─── Data in this exercise ───

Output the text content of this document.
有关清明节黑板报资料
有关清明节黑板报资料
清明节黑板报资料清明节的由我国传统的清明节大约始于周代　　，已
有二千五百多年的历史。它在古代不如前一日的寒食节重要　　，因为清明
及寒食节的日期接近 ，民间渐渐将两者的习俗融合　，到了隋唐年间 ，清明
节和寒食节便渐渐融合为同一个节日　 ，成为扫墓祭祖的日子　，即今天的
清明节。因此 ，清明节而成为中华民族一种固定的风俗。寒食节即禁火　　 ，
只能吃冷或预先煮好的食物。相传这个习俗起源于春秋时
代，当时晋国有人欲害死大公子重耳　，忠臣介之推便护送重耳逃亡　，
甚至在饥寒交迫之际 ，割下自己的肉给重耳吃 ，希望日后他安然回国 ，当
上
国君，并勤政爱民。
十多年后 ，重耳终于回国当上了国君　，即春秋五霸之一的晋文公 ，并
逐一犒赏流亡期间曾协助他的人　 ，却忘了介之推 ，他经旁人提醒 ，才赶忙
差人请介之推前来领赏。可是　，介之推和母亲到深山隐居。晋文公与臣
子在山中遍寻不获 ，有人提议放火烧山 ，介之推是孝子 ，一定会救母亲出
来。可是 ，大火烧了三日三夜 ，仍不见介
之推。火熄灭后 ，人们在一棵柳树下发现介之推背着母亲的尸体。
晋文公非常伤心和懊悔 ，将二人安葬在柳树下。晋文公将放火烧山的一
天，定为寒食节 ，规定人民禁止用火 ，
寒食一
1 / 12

───

Prompt
All of the material must be reproduced exactly.

Result
Output the text content of this document.
有关清明节黑板报资料
有关清明节黑板报资料
清明节黑板报资料清明节的由我国传统的清明节大约始于周代　　，已
有二千五百多年的历史。它在古代不如前一日的寒食节重要　　，因为清明
及寒食节的日期接近 ，民间渐渐将两者的习俗融合　，到了隋唐年间 ，清明
节和寒食节便渐渐融合为同一个节日　 ，成为扫墓祭祖的日子　，即今天的
清明节。因此 ，清明节而成为中华民族一种固定的风俗。寒食节即禁火　　 ，
只能吃冷或预先煮好的食物。相传这个习俗起源于春秋时
代，当时晋国有人欲害死大公子重耳　，忠臣介之推便护送重耳逃亡　，
甚至在饥寒交迫之际 ，割下自己的肉给重耳吃 ，希望日后他安然回国 ，当
上
国君，并勤政爱民。
十多年后 ，重耳终于回国当上了国君　，即春秋五霸之一的晋文公 ，并
逐一犒赏流亡期间曾协助他的人　 ，却忘了介之推 ，他经旁人提醒 ，才赶忙
差人请介之推前来领赏。可是　，介之推和母亲到深山隐居。晋文公与臣
子在山中遍寻不获 ，有人提议放火烧山 ，介之推是孝子 ，一定会救母亲出
来。可是 ，大火烧了三日三夜 ，仍不见介
之推。火熄灭后 ，人们在一棵柳树下发现介之推背着母亲的尸体。
晋文公非常伤心和懊悔 ，将二人安葬在柳树下。晋文公将放火烧山的一
天，定为寒食节 ，规定人民禁止用火 ，
寒食一
1 / 12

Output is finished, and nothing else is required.